• _Stated exercise_:
Determine the number of lines in the listing below where the string "chăn" occurs; answer with the number alone.

=== Entries provided ===

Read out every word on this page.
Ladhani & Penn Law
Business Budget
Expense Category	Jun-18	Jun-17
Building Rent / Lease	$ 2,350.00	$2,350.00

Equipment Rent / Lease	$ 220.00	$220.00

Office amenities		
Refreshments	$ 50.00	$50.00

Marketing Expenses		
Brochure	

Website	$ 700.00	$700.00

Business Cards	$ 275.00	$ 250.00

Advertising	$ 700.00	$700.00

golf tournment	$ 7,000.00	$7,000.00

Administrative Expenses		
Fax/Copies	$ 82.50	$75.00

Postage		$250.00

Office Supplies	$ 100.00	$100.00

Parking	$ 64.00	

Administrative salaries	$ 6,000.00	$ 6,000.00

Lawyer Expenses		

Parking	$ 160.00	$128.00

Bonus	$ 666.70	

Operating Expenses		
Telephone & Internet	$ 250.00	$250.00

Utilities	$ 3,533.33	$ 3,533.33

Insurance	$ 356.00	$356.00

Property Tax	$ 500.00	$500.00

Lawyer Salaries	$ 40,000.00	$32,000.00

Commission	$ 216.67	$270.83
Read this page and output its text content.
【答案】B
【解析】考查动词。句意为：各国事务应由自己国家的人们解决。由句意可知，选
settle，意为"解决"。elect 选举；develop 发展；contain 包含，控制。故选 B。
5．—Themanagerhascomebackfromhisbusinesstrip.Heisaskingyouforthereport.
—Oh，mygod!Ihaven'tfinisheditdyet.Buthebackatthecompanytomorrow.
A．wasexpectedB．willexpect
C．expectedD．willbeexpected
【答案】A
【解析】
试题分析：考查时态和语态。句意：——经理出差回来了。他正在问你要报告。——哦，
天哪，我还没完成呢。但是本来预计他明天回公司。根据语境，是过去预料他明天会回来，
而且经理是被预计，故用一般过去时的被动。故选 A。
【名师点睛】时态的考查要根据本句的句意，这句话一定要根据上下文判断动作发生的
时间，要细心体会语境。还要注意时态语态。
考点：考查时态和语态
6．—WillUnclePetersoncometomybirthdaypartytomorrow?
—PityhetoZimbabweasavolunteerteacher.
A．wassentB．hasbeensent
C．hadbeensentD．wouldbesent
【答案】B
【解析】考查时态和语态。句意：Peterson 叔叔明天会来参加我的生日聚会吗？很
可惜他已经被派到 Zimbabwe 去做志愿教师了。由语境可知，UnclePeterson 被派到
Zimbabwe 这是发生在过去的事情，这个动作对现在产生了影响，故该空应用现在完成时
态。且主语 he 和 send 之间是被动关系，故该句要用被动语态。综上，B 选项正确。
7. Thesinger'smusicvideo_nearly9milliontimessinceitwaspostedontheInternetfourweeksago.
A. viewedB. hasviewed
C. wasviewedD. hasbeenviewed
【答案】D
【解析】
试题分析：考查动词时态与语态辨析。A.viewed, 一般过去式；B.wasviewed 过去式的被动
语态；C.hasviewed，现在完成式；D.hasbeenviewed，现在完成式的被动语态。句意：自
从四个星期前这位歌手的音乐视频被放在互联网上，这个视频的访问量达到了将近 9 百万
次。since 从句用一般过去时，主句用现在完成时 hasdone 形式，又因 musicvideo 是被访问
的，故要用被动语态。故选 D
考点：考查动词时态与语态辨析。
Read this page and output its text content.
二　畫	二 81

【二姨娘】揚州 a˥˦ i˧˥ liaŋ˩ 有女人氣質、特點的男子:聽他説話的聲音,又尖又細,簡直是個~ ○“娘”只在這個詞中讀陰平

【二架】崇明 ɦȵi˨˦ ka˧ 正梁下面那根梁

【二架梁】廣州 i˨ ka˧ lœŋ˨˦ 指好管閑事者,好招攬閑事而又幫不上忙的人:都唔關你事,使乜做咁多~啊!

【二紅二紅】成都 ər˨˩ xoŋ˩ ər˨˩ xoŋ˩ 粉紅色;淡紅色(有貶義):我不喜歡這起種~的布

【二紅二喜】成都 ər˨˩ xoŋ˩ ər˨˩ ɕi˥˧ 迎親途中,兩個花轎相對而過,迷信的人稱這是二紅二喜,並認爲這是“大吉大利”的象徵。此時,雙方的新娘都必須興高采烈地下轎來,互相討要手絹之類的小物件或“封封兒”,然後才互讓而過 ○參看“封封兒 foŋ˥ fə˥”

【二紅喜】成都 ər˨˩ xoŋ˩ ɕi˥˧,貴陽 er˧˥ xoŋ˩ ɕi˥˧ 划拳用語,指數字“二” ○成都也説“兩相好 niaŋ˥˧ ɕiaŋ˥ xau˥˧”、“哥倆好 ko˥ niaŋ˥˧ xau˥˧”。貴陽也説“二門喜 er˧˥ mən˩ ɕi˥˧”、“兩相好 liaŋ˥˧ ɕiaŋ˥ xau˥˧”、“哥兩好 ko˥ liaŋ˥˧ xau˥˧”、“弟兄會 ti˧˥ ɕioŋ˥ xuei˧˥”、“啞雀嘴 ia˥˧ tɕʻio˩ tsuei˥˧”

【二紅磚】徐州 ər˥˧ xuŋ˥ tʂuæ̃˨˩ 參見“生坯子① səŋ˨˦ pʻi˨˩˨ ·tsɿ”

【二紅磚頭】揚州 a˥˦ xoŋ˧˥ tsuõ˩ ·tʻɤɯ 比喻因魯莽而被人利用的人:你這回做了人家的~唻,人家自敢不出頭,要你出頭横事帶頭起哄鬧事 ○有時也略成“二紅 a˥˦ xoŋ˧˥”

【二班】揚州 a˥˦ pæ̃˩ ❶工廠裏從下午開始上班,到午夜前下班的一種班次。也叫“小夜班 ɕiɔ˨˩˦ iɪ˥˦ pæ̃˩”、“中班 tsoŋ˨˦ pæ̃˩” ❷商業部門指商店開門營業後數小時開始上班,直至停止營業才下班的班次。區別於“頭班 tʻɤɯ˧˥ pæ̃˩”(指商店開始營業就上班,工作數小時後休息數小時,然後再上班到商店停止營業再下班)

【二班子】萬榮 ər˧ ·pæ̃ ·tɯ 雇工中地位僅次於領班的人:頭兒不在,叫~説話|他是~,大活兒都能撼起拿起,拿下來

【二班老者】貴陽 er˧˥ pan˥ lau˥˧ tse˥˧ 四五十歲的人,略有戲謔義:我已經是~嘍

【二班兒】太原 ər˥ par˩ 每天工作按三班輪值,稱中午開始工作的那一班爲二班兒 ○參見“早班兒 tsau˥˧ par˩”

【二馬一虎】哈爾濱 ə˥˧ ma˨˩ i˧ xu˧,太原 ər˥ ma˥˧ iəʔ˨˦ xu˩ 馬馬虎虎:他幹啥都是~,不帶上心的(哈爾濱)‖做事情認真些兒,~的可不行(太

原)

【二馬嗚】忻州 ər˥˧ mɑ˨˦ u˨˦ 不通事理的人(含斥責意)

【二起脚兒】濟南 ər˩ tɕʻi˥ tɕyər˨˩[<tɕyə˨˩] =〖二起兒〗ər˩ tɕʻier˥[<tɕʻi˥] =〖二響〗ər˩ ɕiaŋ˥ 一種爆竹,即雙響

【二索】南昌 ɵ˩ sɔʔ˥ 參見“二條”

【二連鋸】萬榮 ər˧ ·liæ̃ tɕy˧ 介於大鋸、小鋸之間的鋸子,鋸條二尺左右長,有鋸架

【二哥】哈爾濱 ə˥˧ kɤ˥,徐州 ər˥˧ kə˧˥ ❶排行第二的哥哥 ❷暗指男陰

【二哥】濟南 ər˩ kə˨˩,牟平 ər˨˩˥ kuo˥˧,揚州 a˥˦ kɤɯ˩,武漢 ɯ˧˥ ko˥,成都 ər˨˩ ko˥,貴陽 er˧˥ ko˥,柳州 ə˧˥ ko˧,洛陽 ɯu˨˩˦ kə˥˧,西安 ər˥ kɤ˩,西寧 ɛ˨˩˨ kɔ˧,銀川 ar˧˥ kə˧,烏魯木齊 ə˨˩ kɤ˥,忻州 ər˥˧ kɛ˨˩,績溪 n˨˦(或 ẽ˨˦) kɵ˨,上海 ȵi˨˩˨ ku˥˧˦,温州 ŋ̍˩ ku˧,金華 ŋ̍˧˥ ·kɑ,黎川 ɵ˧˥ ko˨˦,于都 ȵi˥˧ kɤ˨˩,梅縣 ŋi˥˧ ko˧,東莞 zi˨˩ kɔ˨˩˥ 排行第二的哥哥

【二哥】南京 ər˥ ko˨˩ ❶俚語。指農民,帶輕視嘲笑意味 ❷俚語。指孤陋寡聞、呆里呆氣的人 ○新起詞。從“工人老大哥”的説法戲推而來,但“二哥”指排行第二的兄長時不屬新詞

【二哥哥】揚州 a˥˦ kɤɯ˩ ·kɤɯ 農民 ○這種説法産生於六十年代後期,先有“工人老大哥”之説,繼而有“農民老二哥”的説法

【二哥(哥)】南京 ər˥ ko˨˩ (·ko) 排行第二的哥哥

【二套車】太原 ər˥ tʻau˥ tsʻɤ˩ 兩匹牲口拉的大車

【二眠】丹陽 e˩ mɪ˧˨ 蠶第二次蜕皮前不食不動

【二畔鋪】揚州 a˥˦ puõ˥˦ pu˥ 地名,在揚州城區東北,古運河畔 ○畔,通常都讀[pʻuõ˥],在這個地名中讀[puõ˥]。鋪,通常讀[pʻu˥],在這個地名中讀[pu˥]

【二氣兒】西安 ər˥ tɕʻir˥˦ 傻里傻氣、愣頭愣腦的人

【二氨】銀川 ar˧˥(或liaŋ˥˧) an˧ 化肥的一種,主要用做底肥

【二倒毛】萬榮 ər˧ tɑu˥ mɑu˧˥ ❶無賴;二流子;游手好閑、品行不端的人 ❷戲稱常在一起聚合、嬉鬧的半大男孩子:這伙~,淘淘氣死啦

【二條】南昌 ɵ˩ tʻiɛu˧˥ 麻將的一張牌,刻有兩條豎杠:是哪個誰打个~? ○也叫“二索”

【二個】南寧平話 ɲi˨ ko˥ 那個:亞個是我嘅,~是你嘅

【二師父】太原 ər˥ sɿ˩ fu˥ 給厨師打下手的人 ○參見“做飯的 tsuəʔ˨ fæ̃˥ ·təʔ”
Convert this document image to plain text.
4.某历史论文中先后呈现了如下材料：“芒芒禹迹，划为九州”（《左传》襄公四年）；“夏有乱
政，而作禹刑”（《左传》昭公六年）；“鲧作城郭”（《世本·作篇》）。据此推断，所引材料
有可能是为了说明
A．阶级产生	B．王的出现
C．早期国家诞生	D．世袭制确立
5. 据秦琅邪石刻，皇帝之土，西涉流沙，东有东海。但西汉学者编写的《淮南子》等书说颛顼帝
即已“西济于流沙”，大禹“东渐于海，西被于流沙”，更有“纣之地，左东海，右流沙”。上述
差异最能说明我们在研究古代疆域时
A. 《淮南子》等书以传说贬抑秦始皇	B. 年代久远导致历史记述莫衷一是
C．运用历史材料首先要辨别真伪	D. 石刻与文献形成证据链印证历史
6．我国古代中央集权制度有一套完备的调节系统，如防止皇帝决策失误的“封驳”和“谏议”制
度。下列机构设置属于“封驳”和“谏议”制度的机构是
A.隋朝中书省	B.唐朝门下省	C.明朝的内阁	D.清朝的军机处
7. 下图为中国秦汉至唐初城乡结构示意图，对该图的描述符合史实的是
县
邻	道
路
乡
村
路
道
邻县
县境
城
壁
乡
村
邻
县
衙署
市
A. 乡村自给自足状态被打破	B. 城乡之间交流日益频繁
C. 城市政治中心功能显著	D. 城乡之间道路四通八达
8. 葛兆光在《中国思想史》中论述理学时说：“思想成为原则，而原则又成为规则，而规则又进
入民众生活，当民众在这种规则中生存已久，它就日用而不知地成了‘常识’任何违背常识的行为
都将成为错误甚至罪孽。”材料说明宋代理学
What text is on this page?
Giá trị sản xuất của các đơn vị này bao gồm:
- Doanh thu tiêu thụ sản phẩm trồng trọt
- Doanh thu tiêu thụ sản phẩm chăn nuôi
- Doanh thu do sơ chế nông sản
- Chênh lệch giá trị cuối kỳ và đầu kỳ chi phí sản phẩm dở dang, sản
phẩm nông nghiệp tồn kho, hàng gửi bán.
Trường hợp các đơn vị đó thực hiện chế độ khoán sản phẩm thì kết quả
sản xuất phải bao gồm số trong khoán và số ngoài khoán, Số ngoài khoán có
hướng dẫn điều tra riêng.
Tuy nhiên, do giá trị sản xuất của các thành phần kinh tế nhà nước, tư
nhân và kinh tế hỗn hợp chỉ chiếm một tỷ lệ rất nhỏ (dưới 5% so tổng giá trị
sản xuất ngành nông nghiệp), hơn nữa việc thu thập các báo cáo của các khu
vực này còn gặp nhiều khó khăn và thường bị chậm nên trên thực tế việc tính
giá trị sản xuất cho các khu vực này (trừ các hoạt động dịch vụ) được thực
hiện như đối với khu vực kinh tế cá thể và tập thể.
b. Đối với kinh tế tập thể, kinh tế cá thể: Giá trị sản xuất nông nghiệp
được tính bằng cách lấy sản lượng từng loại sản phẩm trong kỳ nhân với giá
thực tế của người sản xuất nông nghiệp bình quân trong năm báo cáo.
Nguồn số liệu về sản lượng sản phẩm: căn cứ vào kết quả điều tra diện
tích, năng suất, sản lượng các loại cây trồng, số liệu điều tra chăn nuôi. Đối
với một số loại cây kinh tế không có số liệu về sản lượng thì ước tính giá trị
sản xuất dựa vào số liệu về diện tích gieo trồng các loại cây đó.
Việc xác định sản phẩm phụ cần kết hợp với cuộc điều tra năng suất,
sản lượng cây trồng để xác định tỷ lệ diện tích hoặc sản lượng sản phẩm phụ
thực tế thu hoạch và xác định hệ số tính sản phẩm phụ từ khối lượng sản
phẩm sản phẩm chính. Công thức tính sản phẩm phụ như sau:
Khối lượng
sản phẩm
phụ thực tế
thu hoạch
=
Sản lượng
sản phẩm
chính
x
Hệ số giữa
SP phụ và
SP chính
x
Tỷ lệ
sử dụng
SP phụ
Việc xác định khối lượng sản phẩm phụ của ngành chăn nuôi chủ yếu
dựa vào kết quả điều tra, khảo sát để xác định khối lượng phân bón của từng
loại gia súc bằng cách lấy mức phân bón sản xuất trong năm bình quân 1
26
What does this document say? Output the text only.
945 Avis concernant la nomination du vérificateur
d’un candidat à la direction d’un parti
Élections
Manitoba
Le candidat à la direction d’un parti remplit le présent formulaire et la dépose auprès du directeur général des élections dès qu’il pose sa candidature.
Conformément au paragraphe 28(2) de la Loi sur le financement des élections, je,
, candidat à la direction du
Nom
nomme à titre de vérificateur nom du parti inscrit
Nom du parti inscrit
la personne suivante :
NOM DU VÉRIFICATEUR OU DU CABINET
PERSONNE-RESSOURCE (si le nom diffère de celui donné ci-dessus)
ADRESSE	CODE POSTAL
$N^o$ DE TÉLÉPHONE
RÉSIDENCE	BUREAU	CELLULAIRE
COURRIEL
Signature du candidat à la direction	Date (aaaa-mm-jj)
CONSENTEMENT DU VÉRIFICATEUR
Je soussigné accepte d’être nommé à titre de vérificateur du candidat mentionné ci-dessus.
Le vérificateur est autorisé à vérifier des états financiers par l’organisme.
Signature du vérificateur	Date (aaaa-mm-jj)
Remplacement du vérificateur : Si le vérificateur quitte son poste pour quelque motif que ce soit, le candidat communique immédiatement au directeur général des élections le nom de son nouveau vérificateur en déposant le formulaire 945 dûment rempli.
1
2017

===

• _Solution for this problem_:
3